Short exercise ▸ Sort through the entries below and pull out lines containing the word "paso".

Input records ▸

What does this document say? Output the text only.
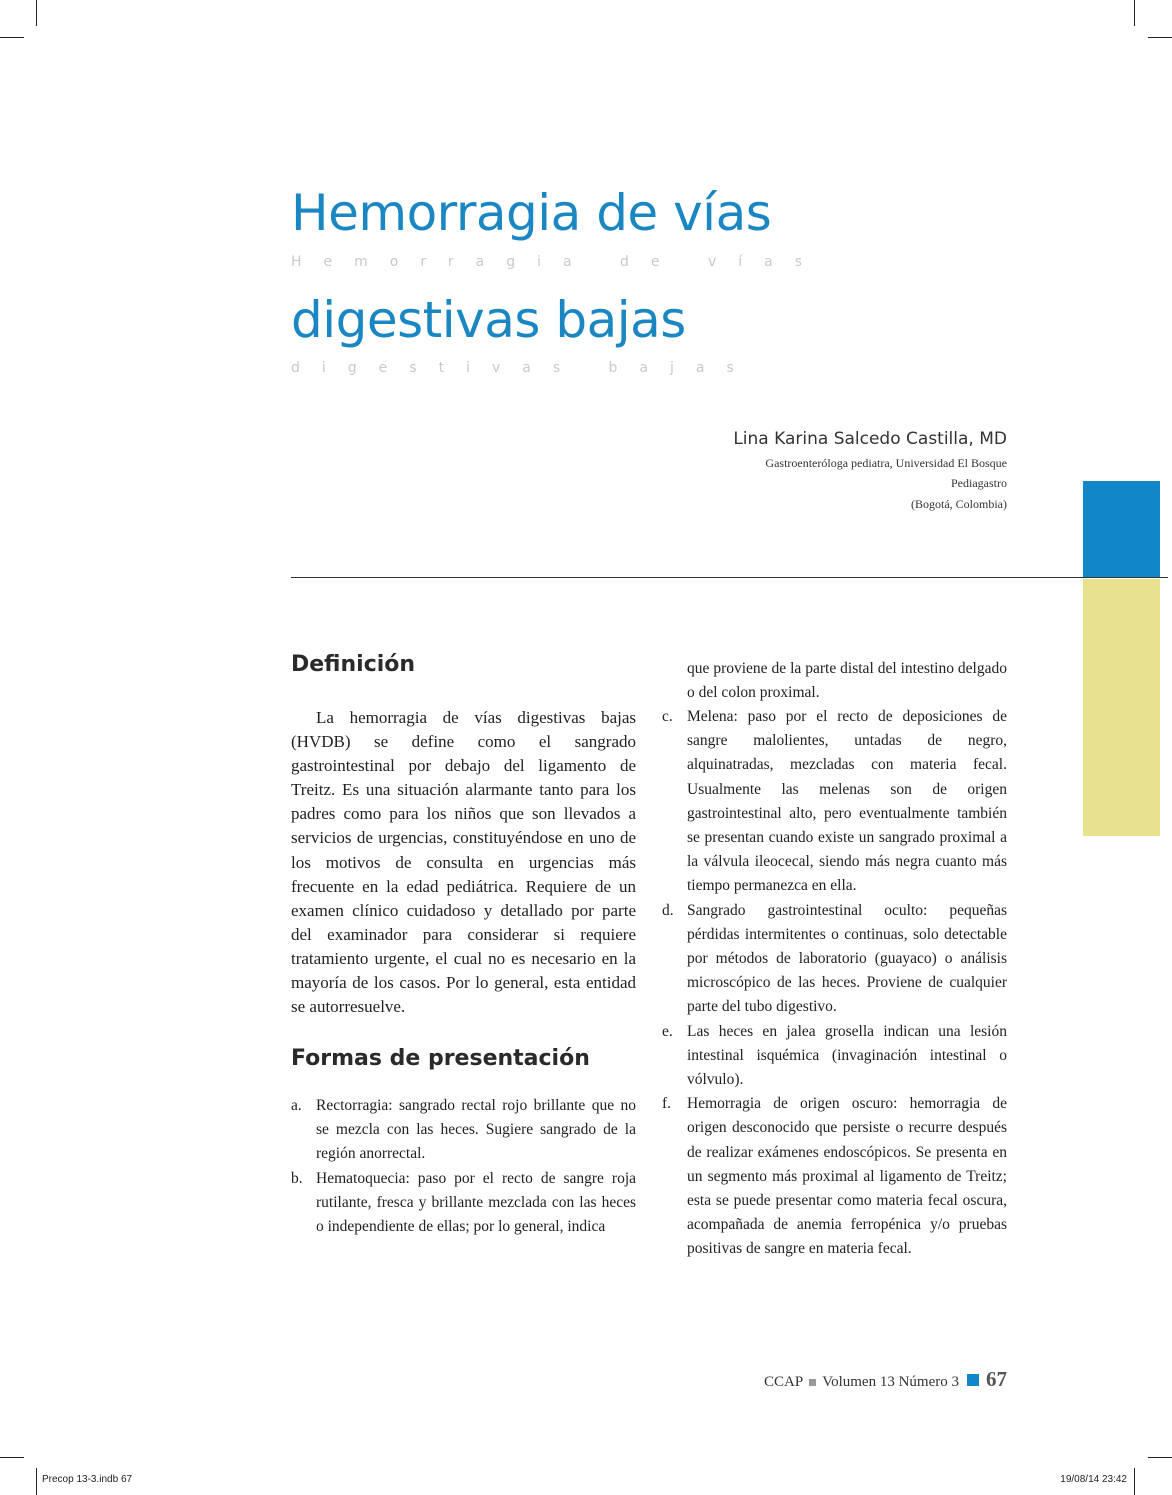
Hemorragia de vías
Hemorragia de vías
digestivas bajas
digestivas bajas
Lina Karina Salcedo Castilla, MD
Gastroenteróloga pediatra, Universidad El Bosque
Pediagastro
(Bogotá, Colombia)
Definición

La hemorragia de vías digestivas bajas (HVDB) se define como el sangrado gastrointestinal por debajo del ligamento de Treitz. Es una situación alarmante tanto para los padres como para los niños que son llevados a servicios de urgencias, constituyéndose en uno de los motivos de consulta en urgencias más frecuente en la edad pediátrica. Requiere de un examen clínico cuidadoso y detallado por parte del examinador para considerar si requiere tratamiento urgente, el cual no es necesario en la mayoría de los casos. Por lo general, esta entidad se autorresuelve.

Formas de presentación
a. Rectorragia: sangrado rectal rojo brillante que no se mezcla con las heces. Sugiere sangrado de la región anorrectal.
b. Hematoquecia: paso por el recto de sangre roja rutilante, fresca y brillante mezclada con las heces o independiente de ellas; por lo general, indica

que proviene de la parte distal del intestino delgado o del colon proximal.

c. Melena: paso por el recto de deposiciones de sangre malolientes, untadas de negro, alquinatradas, mezcladas con materia fecal. Usualmente las melenas son de origen gastrointestinal alto, pero eventualmente también se presentan cuando existe un sangrado proximal a la válvula ileocecal, siendo más negra cuanto más tiempo permanezca en ella.
d. Sangrado gastrointestinal oculto: pequeñas pérdidas intermitentes o continuas, solo detectable por métodos de laboratorio (guayaco) o análisis microscópico de las heces. Proviene de cualquier parte del tubo digestivo.
e. Las heces en jalea grosella indican una lesión intestinal isquémica (invaginación intestinal o vólvulo).
f. Hemorragia de origen oscuro: hemorragia de origen desconocido que persiste o recurre después de realizar exámenes endoscópicos. Se presenta en un segmento más proximal al ligamento de Treitz; esta se puede presentar como materia fecal oscura, acompañada de anemia ferropénica y/o pruebas positivas de sangre en materia fecal.
CCAP Volumen 13 Número 3 67
Precop 13-3.indb 67	19/08/14 23:42
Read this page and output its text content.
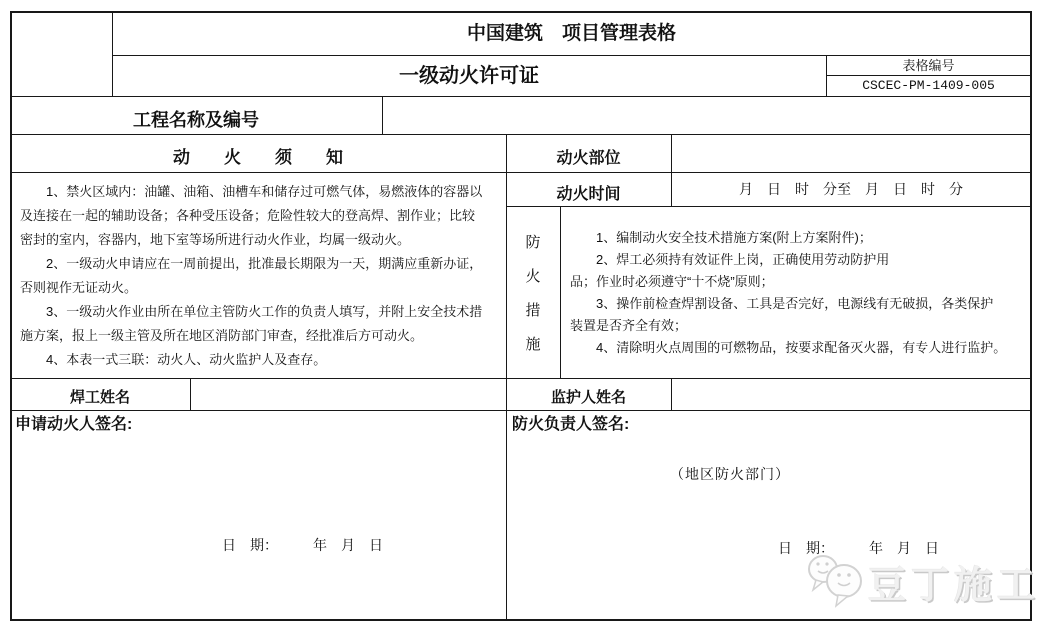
中国建筑　项目管理表格
一级动火许可证	表格编号
CSCEC-PM-1409-005
工程名称及编号
动　　火　　须　　知
　　1、禁火区域内：油罐、油箱、油槽车和储存过可燃气体，易燃液体的容器以
及连接在一起的辅助设备；各种受压设备；危险性较大的登高焊、割作业；比较
密封的室内，容器内，地下室等场所进行动火作业，均属一级动火。
　　2、一级动火申请应在一周前提出，批准最长期限为一天，期满应重新办证，
否则视作无证动火。
　　3、一级动火作业由所在单位主管防火工作的负责人填写，并附上安全技术措
施方案，报上一级主管及所在地区消防部门审查，经批准后方可动火。
　　4、本表一式三联：动火人、动火监护人及查存。
动火部位
动火时间	月　日　时　分至　月　日　时　分
防
火
措
施
　　1、编制动火安全技术措施方案(附上方案附件)；
　　2、焊工必须持有效证件上岗，正确使用劳动防护用
品；作业时必须遵守“十不烧”原则；
　　3、操作前检查焊割设备、工具是否完好，电源线有无破损，各类保护
装置是否齐全有效；
　　4、清除明火点周围的可燃物品，按要求配备灭火器，有专人进行监护。
焊工姓名	监护人姓名
申请动火人签名:
日　期：　　　年　月　日
防火负责人签名:
（地区防火部门）
日　期：　　　年　月　日
豆丁施工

Written reply ▸
b. Hematoquecia: paso por el recto de sangre roja rutilante, fresca y brillante mezclada con las heces o independiente de ellas; por lo general, indica
c. Melena: paso por el recto de deposiciones de sangre malolientes, untadas de negro, alquinatradas, mezcladas con materia fecal. Usualmente las melenas son de origen gastrointestinal alto, pero eventualmente también se presentan cuando existe un sangrado proximal a la válvula ileocecal, siendo más negra cuanto más tiempo permanezca en ella.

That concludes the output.